*Work to be completed*: For this exercise, repeat all of the material verbatim apart from its images.

*Available data*:
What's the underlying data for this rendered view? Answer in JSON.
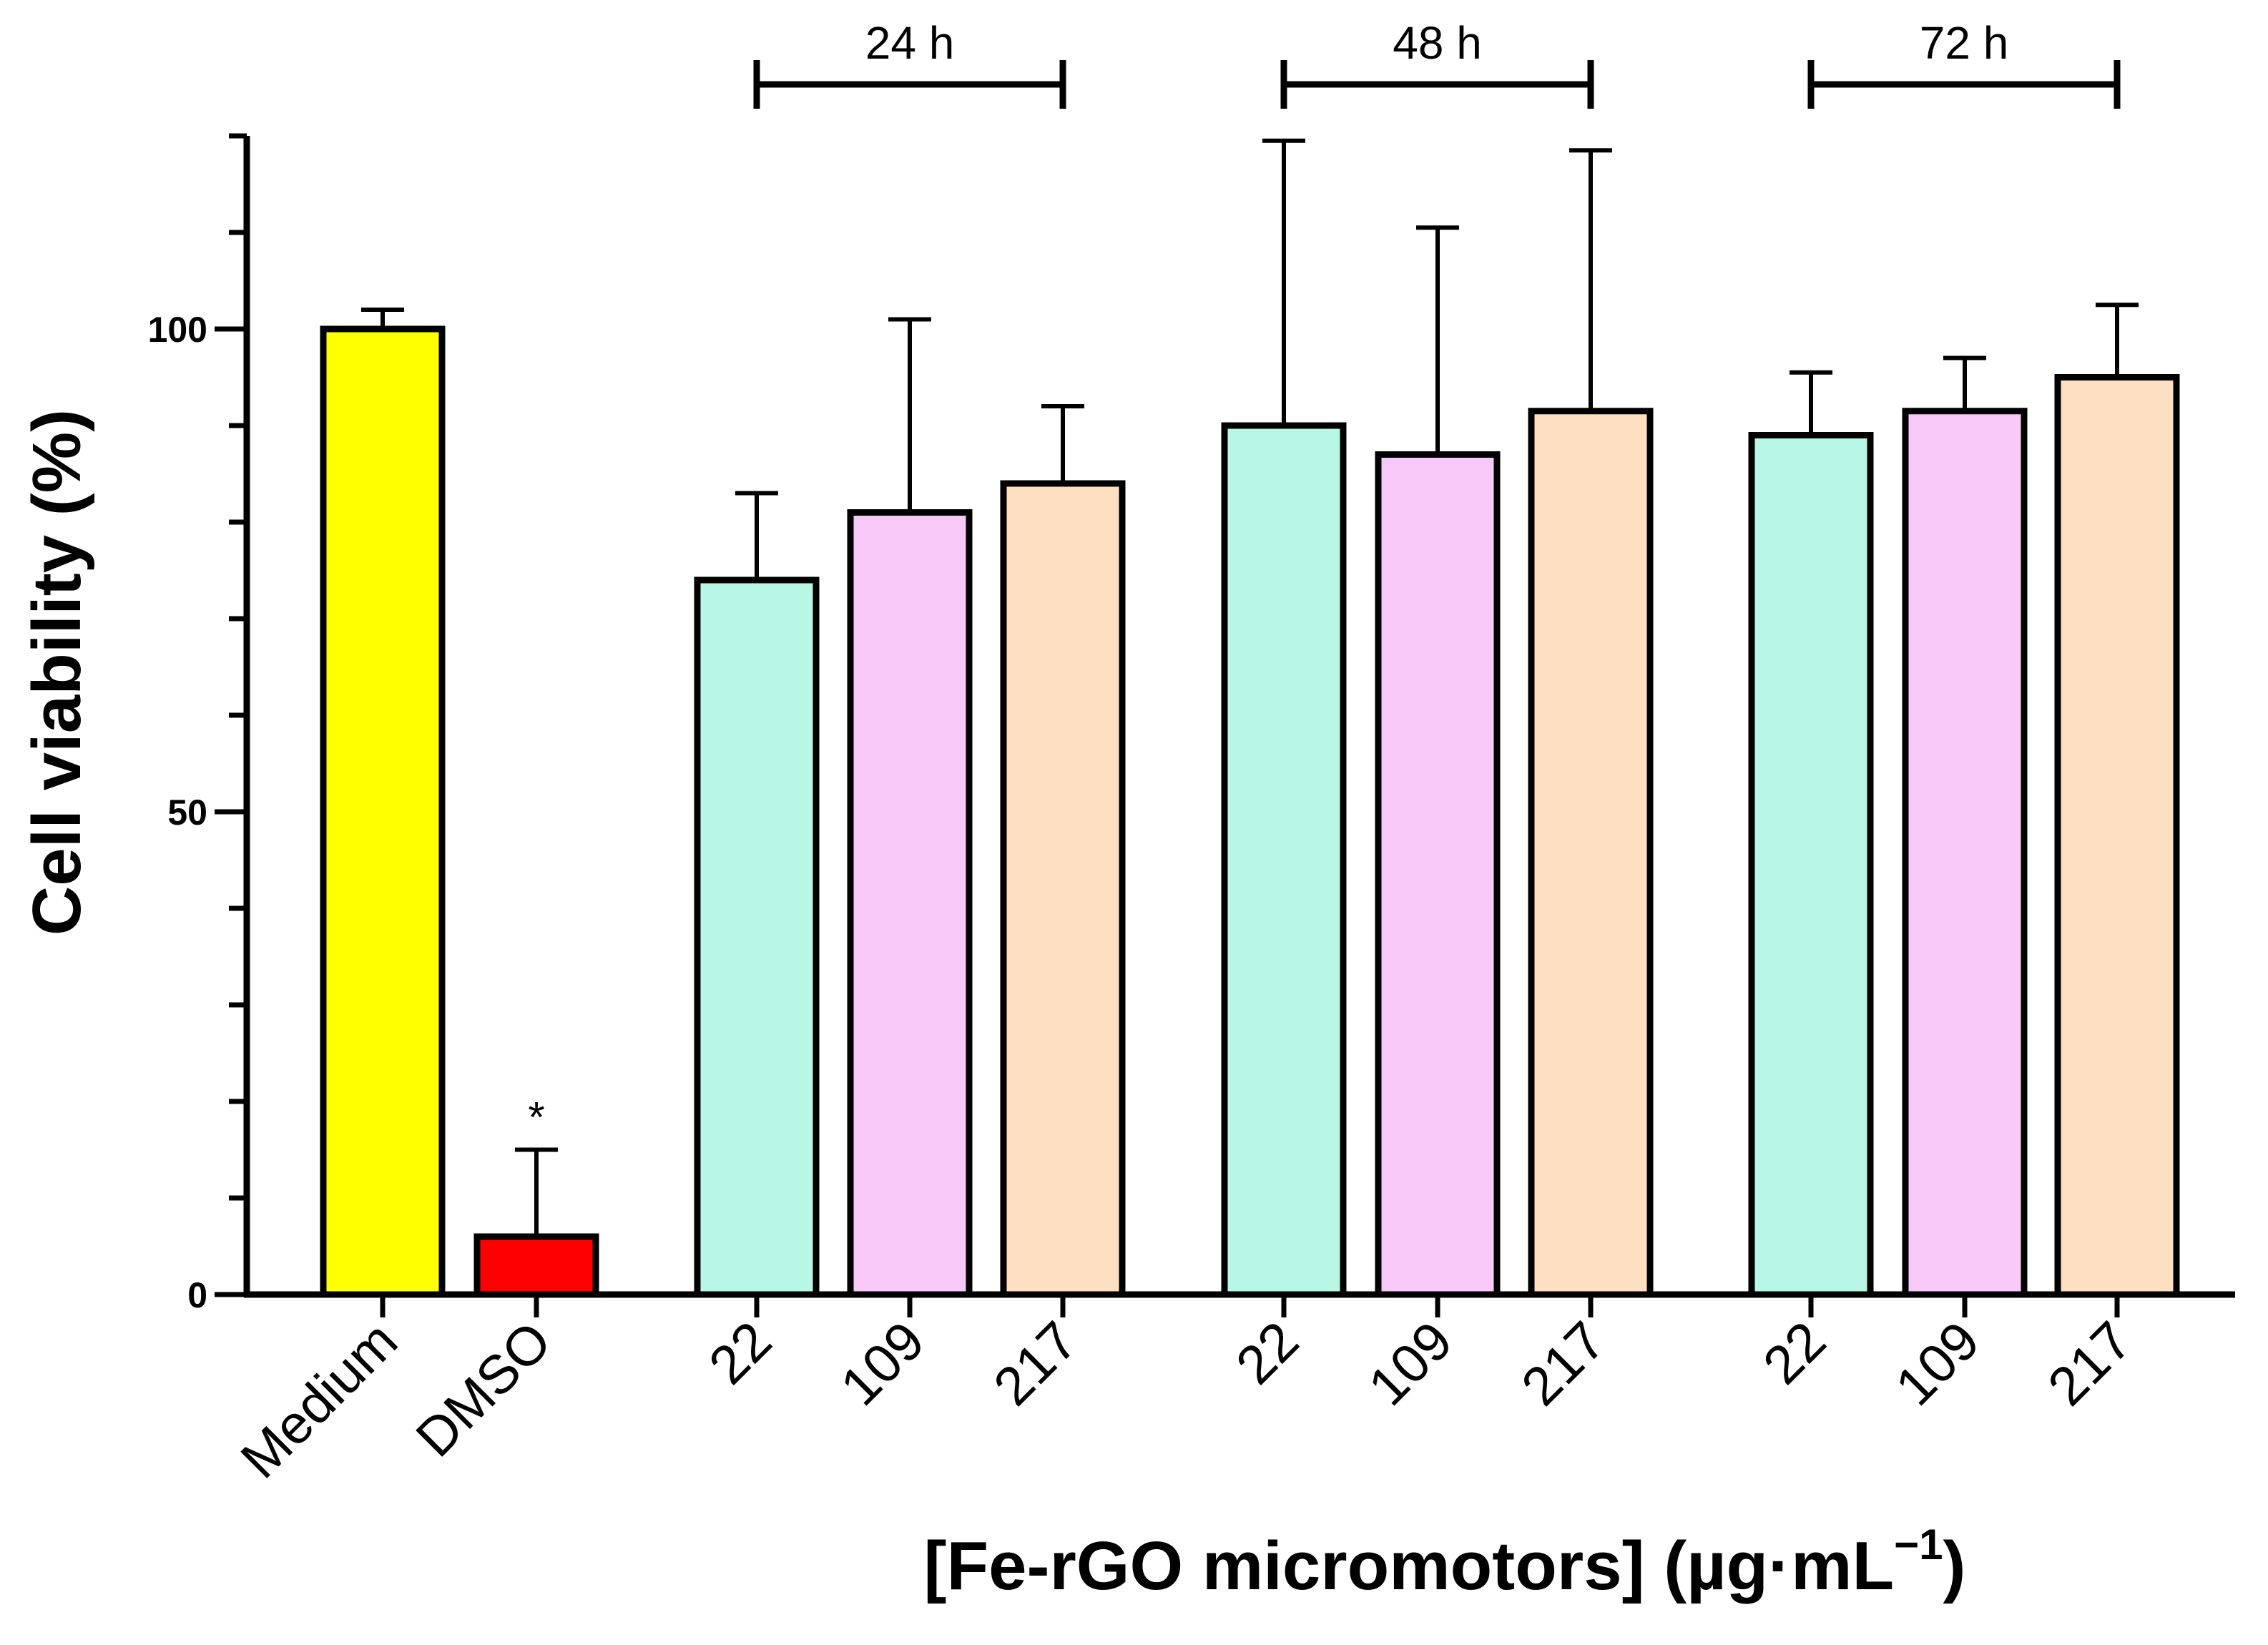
{
  "chart_data": {
    "type": "bar",
    "title": "",
    "ylabel": "Cell viability (%)",
    "xlabel_main": "[Fe-rGO micromotors] (µg·mL",
    "xlabel_sup": "−1",
    "xlabel_close": ")",
    "ylim": [
      0,
      120
    ],
    "yticks": [
      0,
      50,
      100
    ],
    "yticks_minor": [
      10,
      20,
      30,
      40,
      60,
      70,
      80,
      90,
      110,
      120
    ],
    "categories": [
      "Medium",
      "DMSO",
      "22",
      "109",
      "217",
      "22",
      "109",
      "217",
      "22",
      "109",
      "217"
    ],
    "values": [
      100,
      6,
      74,
      81,
      84,
      90,
      87,
      91.5,
      89,
      91.5,
      95
    ],
    "errors": [
      2,
      9,
      9,
      20,
      8,
      29.5,
      23.5,
      27,
      6.5,
      5.5,
      7.5
    ],
    "colors": [
      "#ffff00",
      "#ff0000",
      "#b8f7e6",
      "#f8c9f8",
      "#ffdfc1",
      "#b8f7e6",
      "#f8c9f8",
      "#ffdfc1",
      "#b8f7e6",
      "#f8c9f8",
      "#ffdfc1"
    ],
    "annotations": [
      {
        "category_index": 1,
        "text": "*"
      }
    ],
    "groups": [
      {
        "label": "24 h",
        "from_index": 2,
        "to_index": 4
      },
      {
        "label": "48 h",
        "from_index": 5,
        "to_index": 7
      },
      {
        "label": "72 h",
        "from_index": 8,
        "to_index": 10
      }
    ],
    "grid": false,
    "legend": "none"
  }
}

*Solution to this exercise*:
What's the underlying data for this rendered view? Answer in JSON.
{
  "chart_data": {
    "type": "bar",
    "title": "",
    "ylabel": "Cell viability (%)",
    "xlabel_main": "[Fe-rGO micromotors] (µg·mL",
    "xlabel_sup": "−1",
    "xlabel_close": ")",
    "ylim": [
      0,
      120
    ],
    "yticks": [
      0,
      50,
      100
    ],
    "yticks_minor": [
      10,
      20,
      30,
      40,
      60,
      70,
      80,
      90,
      110,
      120
    ],
    "categories": [
      "Medium",
      "DMSO",
      "22",
      "109",
      "217",
      "22",
      "109",
      "217",
      "22",
      "109",
      "217"
    ],
    "values": [
      100,
      6,
      74,
      81,
      84,
      90,
      87,
      91.5,
      89,
      91.5,
      95
    ],
    "errors": [
      2,
      9,
      9,
      20,
      8,
      29.5,
      23.5,
      27,
      6.5,
      5.5,
      7.5
    ],
    "colors": [
      "#ffff00",
      "#ff0000",
      "#b8f7e6",
      "#f8c9f8",
      "#ffdfc1",
      "#b8f7e6",
      "#f8c9f8",
      "#ffdfc1",
      "#b8f7e6",
      "#f8c9f8",
      "#ffdfc1"
    ],
    "annotations": [
      {
        "category_index": 1,
        "text": "*"
      }
    ],
    "groups": [
      {
        "label": "24 h",
        "from_index": 2,
        "to_index": 4
      },
      {
        "label": "48 h",
        "from_index": 5,
        "to_index": 7
      },
      {
        "label": "72 h",
        "from_index": 8,
        "to_index": 10
      }
    ],
    "grid": false,
    "legend": "none"
  }
}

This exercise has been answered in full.